(Data entries)
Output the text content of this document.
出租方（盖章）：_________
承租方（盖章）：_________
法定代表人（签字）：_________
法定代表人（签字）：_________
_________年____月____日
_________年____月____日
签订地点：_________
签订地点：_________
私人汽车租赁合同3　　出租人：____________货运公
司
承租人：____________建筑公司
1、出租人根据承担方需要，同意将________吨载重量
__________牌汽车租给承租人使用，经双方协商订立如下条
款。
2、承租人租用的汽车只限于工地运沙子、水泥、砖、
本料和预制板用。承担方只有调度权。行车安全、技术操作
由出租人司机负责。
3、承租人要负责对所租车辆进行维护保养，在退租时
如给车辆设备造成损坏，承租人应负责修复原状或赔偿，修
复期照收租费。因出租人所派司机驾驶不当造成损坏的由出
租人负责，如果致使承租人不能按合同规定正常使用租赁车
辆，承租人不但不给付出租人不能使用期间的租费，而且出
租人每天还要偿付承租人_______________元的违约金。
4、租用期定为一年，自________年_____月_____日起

* [DIRECTIVE]: Print out the whole listing exactly as it appears.

* [RESULT]:
Output the text content of this document.
出租方（盖章）：_________
承租方（盖章）：_________
法定代表人（签字）：_________
法定代表人（签字）：_________
_________年____月____日
_________年____月____日
签订地点：_________
签订地点：_________
私人汽车租赁合同3　　出租人：____________货运公
司
承租人：____________建筑公司
1、出租人根据承担方需要，同意将________吨载重量
__________牌汽车租给承租人使用，经双方协商订立如下条
款。
2、承租人租用的汽车只限于工地运沙子、水泥、砖、
本料和预制板用。承担方只有调度权。行车安全、技术操作
由出租人司机负责。
3、承租人要负责对所租车辆进行维护保养，在退租时
如给车辆设备造成损坏，承租人应负责修复原状或赔偿，修
复期照收租费。因出租人所派司机驾驶不当造成损坏的由出
租人负责，如果致使承租人不能按合同规定正常使用租赁车
辆，承租人不但不给付出租人不能使用期间的租费，而且出
租人每天还要偿付承租人_______________元的违约金。
4、租用期定为一年，自________年_____月_____日起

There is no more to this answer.